● REQUIRED WORK: Can you pull out each line of the data below that includes the word "name"?

[Excerpts from a figure dataset]
+++++

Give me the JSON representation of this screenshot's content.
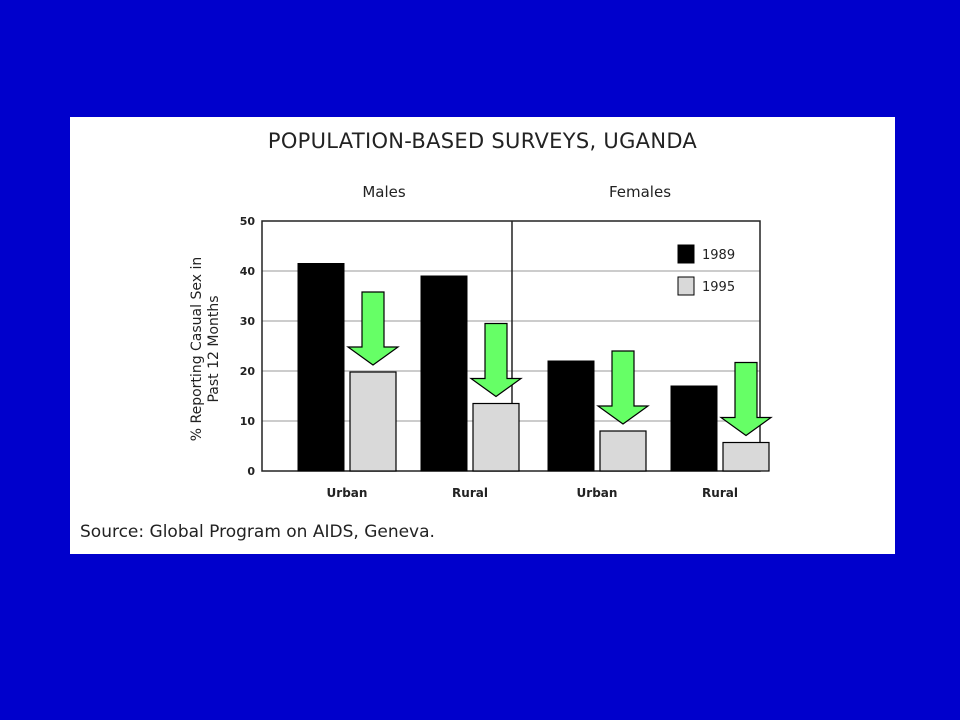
{
  "chart_data": {
    "type": "bar",
    "title": "POPULATION-BASED SURVEYS, UGANDA",
    "groups": [
      "Males",
      "Females"
    ],
    "categories": [
      "Urban",
      "Rural",
      "Urban",
      "Rural"
    ],
    "series": [
      {
        "name": "1989",
        "color": "#000000",
        "values": [
          41.5,
          39,
          22,
          17
        ]
      },
      {
        "name": "1995",
        "color": "#d9d9d9",
        "values": [
          19.8,
          13.5,
          8,
          5.7
        ]
      }
    ],
    "ylabel_line1": "% Reporting Casual Sex in",
    "ylabel_line2": "Past 12 Months",
    "ylim": [
      0,
      50
    ],
    "yticks": [
      "0",
      "10",
      "20",
      "30",
      "40",
      "50"
    ],
    "grid": true,
    "legend_position": "top-right",
    "arrow_color": "#66ff66",
    "source": "Source: Global Program on AIDS, Geneva."
  }
}
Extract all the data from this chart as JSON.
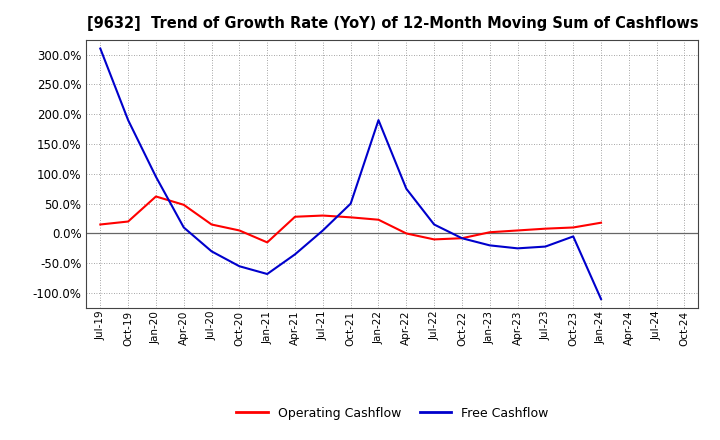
{
  "title": "[9632]  Trend of Growth Rate (YoY) of 12-Month Moving Sum of Cashflows",
  "x_labels": [
    "Jul-19",
    "Oct-19",
    "Jan-20",
    "Apr-20",
    "Jul-20",
    "Oct-20",
    "Jan-21",
    "Apr-21",
    "Jul-21",
    "Oct-21",
    "Jan-22",
    "Apr-22",
    "Jul-22",
    "Oct-22",
    "Jan-23",
    "Apr-23",
    "Jul-23",
    "Oct-23",
    "Jan-24",
    "Apr-24",
    "Jul-24",
    "Oct-24"
  ],
  "operating_cashflow": [
    15,
    20,
    62,
    48,
    15,
    5,
    -15,
    28,
    30,
    27,
    23,
    0,
    -10,
    -8,
    2,
    5,
    8,
    10,
    18,
    null,
    null,
    null
  ],
  "free_cashflow": [
    310,
    190,
    95,
    10,
    -30,
    -55,
    -68,
    -35,
    5,
    50,
    190,
    75,
    15,
    -8,
    -20,
    -25,
    -22,
    -5,
    -110,
    null,
    null,
    null
  ],
  "operating_color": "#ff0000",
  "free_color": "#0000cc",
  "background_color": "#ffffff",
  "ylim": [
    -125,
    325
  ],
  "yticks": [
    -100,
    -50,
    0,
    50,
    100,
    150,
    200,
    250,
    300
  ],
  "legend_labels": [
    "Operating Cashflow",
    "Free Cashflow"
  ]
}
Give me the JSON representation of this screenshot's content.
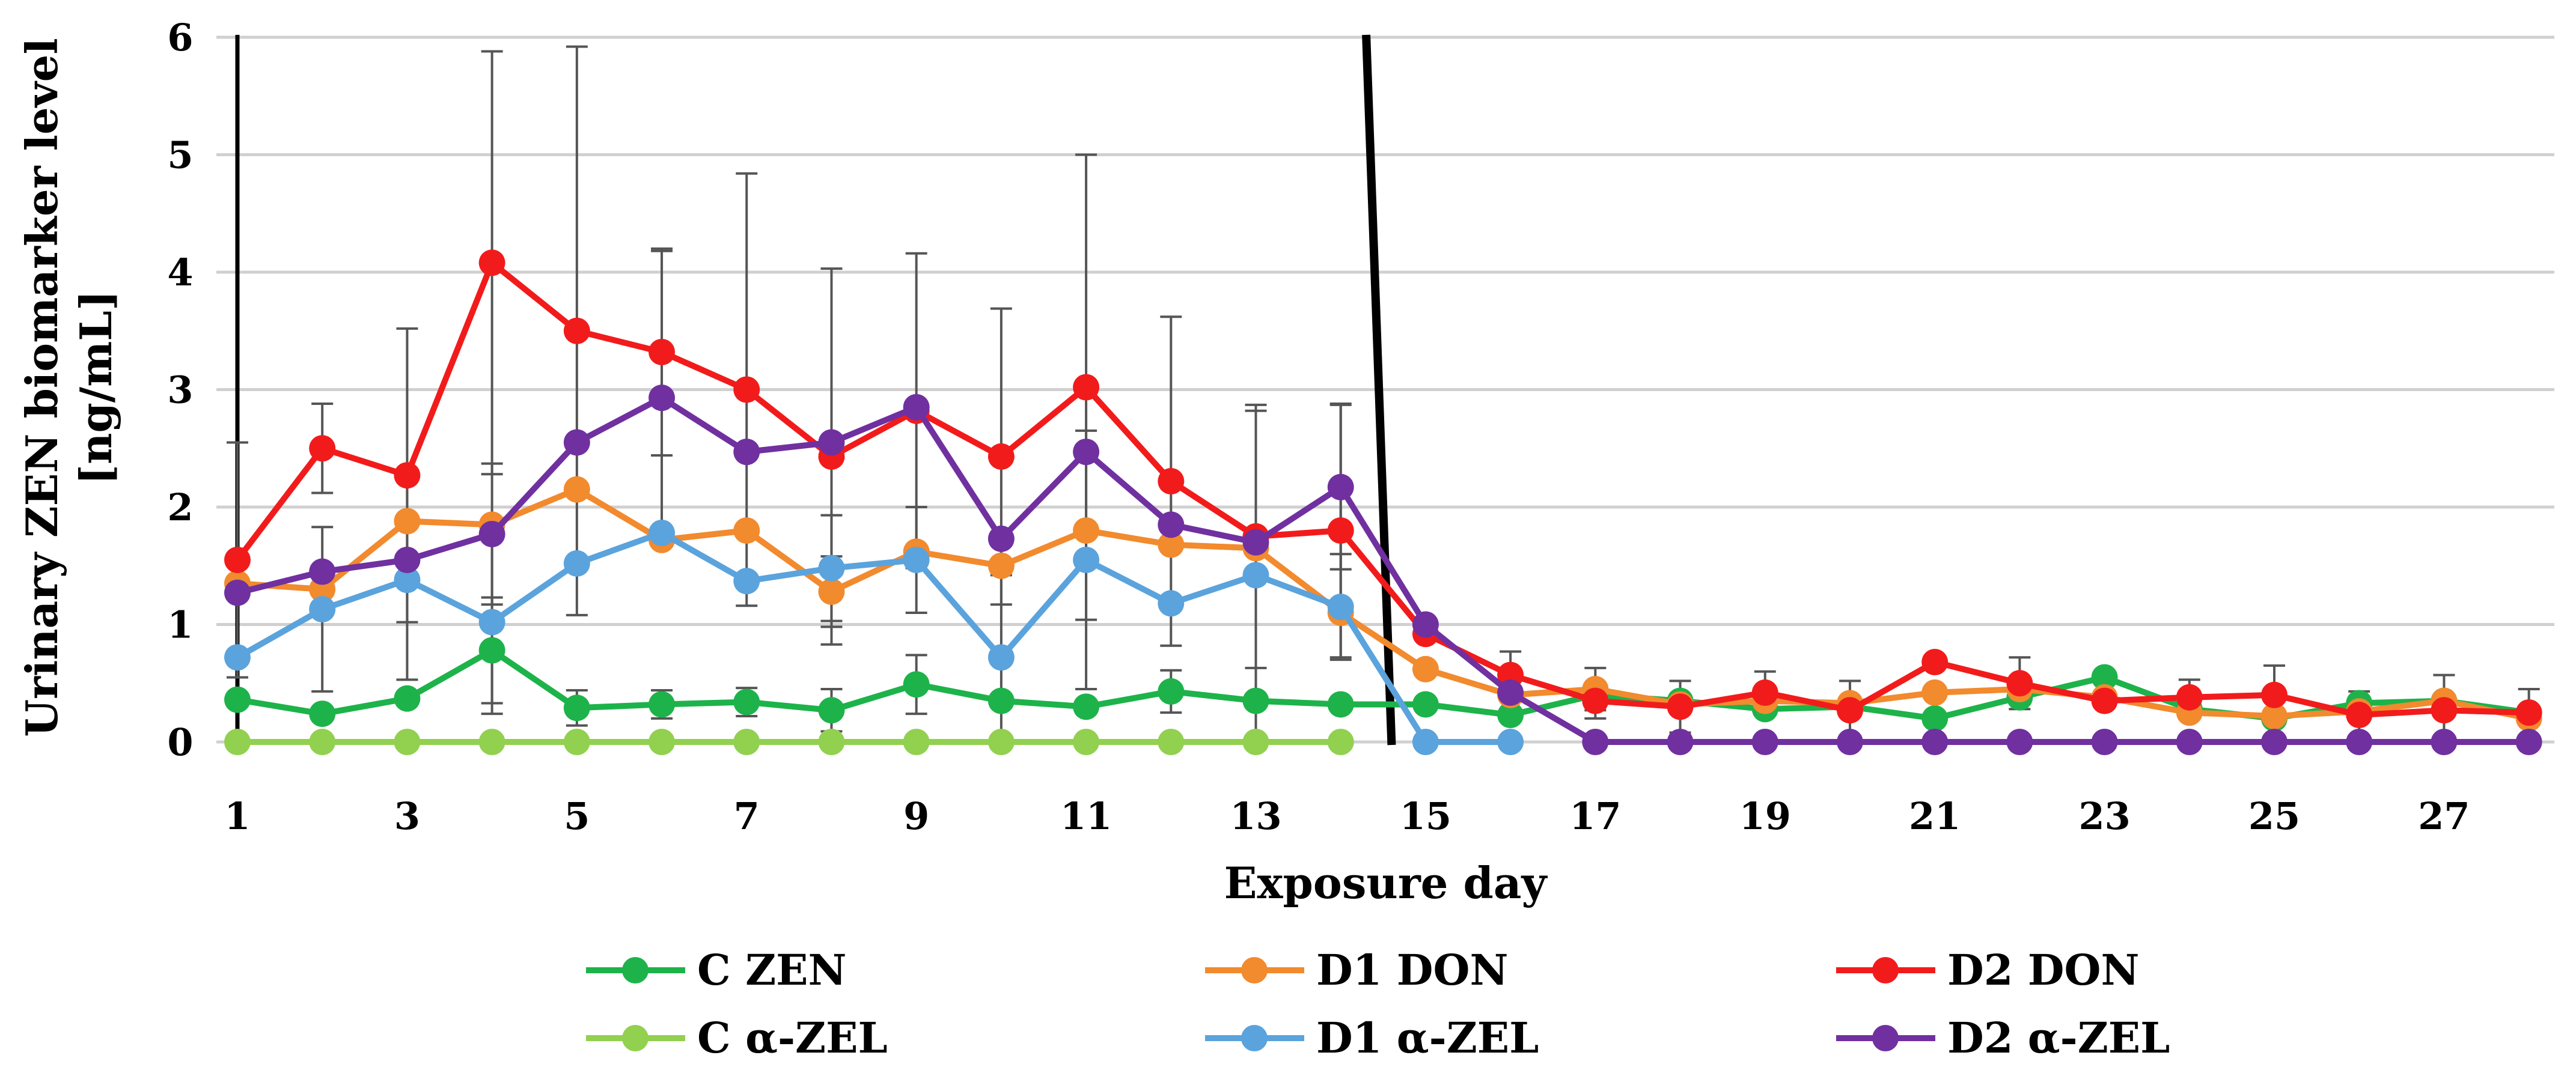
{
  "chart_data": {
    "type": "line",
    "title": "",
    "xlabel": "Exposure day",
    "ylabel": "Urinary ZEN biomarker level [ng/mL]",
    "ylabel_lines": [
      "Urinary ZEN biomarker level",
      "[ng/mL]"
    ],
    "xlim": [
      1,
      28
    ],
    "ylim": [
      0,
      6
    ],
    "x_ticks": [
      1,
      3,
      5,
      7,
      9,
      11,
      13,
      15,
      17,
      19,
      21,
      23,
      25,
      27
    ],
    "y_ticks": [
      0,
      1,
      2,
      3,
      4,
      5,
      6
    ],
    "grid": "horizontal",
    "legend_position": "bottom",
    "vertical_markers": [
      {
        "x1": 1,
        "x2": 1
      },
      {
        "x1": 14.3,
        "x2": 14.6
      }
    ],
    "days": [
      1,
      2,
      3,
      4,
      5,
      6,
      7,
      8,
      9,
      10,
      11,
      12,
      13,
      14,
      15,
      16,
      17,
      18,
      19,
      20,
      21,
      22,
      23,
      24,
      25,
      26,
      27,
      28
    ],
    "series": [
      {
        "name": "C ZEN",
        "color": "#1db34a",
        "values": [
          0.36,
          0.24,
          0.37,
          0.78,
          0.29,
          0.32,
          0.34,
          0.27,
          0.49,
          0.35,
          0.3,
          0.43,
          0.35,
          0.32,
          0.32,
          0.23,
          0.4,
          0.35,
          0.28,
          0.3,
          0.2,
          0.38,
          0.55,
          0.28,
          0.2,
          0.33,
          0.35,
          0.25
        ],
        "errors": [
          0,
          0,
          0,
          0.45,
          0.15,
          0.12,
          0.12,
          0.18,
          0.25,
          0,
          0,
          0.18,
          0,
          0,
          0,
          0,
          0,
          0,
          0,
          0,
          0,
          0,
          0,
          0,
          0,
          0,
          0,
          0
        ]
      },
      {
        "name": "D1 DON",
        "color": "#f28a2e",
        "values": [
          1.35,
          1.3,
          1.88,
          1.85,
          2.15,
          1.72,
          1.8,
          1.28,
          1.62,
          1.5,
          1.8,
          1.68,
          1.65,
          1.1,
          0.62,
          0.4,
          0.45,
          0.32,
          0.35,
          0.33,
          0.42,
          0.45,
          0.38,
          0.25,
          0.22,
          0.26,
          0.35,
          0.2
        ],
        "errors": [
          0,
          0,
          0,
          0,
          0,
          0,
          0,
          0.3,
          0,
          0,
          0,
          0,
          0,
          0,
          0,
          0,
          0.18,
          0,
          0,
          0,
          0,
          0,
          0,
          0,
          0,
          0,
          0,
          0
        ]
      },
      {
        "name": "D2 DON",
        "color": "#f21b1b",
        "values": [
          1.55,
          2.5,
          2.27,
          4.08,
          3.5,
          3.32,
          3.0,
          2.43,
          2.82,
          2.43,
          3.02,
          2.22,
          1.75,
          1.8,
          0.92,
          0.57,
          0.35,
          0.3,
          0.42,
          0.27,
          0.68,
          0.5,
          0.35,
          0.38,
          0.4,
          0.23,
          0.27,
          0.25
        ],
        "errors": [
          1.0,
          0.38,
          1.25,
          1.8,
          2.42,
          0.88,
          1.84,
          1.6,
          1.34,
          1.26,
          1.98,
          1.4,
          1.12,
          1.08,
          0,
          0.2,
          0.15,
          0.22,
          0.18,
          0.25,
          0,
          0.22,
          0,
          0.15,
          0.25,
          0.2,
          0.3,
          0.2
        ]
      },
      {
        "name": "C α-ZEL",
        "color": "#92d050",
        "values": [
          0,
          0,
          0,
          0,
          0,
          0,
          0,
          0,
          0,
          0,
          0,
          0,
          0,
          0,
          null,
          null,
          null,
          null,
          null,
          null,
          null,
          null,
          null,
          null,
          null,
          null,
          null,
          null
        ],
        "errors": [
          0,
          0,
          0,
          0,
          0,
          0,
          0,
          0,
          0,
          0,
          0,
          0,
          0,
          0,
          0,
          0,
          0,
          0,
          0,
          0,
          0,
          0,
          0,
          0,
          0,
          0,
          0,
          0
        ]
      },
      {
        "name": "D1 α-ZEL",
        "color": "#5ba3dc",
        "values": [
          0.72,
          1.13,
          1.38,
          1.02,
          1.52,
          1.78,
          1.37,
          1.48,
          1.55,
          0.72,
          1.55,
          1.18,
          1.42,
          1.15,
          0,
          0,
          null,
          null,
          null,
          null,
          null,
          null,
          null,
          null,
          null,
          null,
          null,
          null
        ],
        "errors": [
          0,
          0.7,
          0.85,
          0.78,
          0,
          0,
          0,
          0.45,
          0.45,
          0.7,
          1.1,
          0,
          1.4,
          0.45,
          0,
          0,
          0,
          0,
          0,
          0,
          0,
          0,
          0,
          0,
          0,
          0,
          0,
          0
        ]
      },
      {
        "name": "D2 α-ZEL",
        "color": "#7030a0",
        "values": [
          1.27,
          1.45,
          1.55,
          1.77,
          2.55,
          2.93,
          2.47,
          2.55,
          2.85,
          1.73,
          2.47,
          1.85,
          1.7,
          2.17,
          1.0,
          0.42,
          0,
          0,
          0,
          0,
          0,
          0,
          0,
          0,
          0,
          0,
          0,
          0
        ],
        "errors": [
          0,
          0,
          0,
          0.6,
          0,
          1.25,
          0,
          0,
          0,
          0,
          0,
          0,
          0,
          0.7,
          0,
          0,
          0,
          0,
          0,
          0,
          0,
          0,
          0,
          0,
          0,
          0,
          0,
          0
        ]
      }
    ]
  }
}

+++++

● FINISHED ANSWER:
        "name": "1989",
        "name": "1995",
        "name": "C ZEN",
        "name": "D1 DON",
        "name": "D2 DON",
        "name": "C α-ZEL",
        "name": "D1 α-ZEL",
        "name": "D2 α-ZEL",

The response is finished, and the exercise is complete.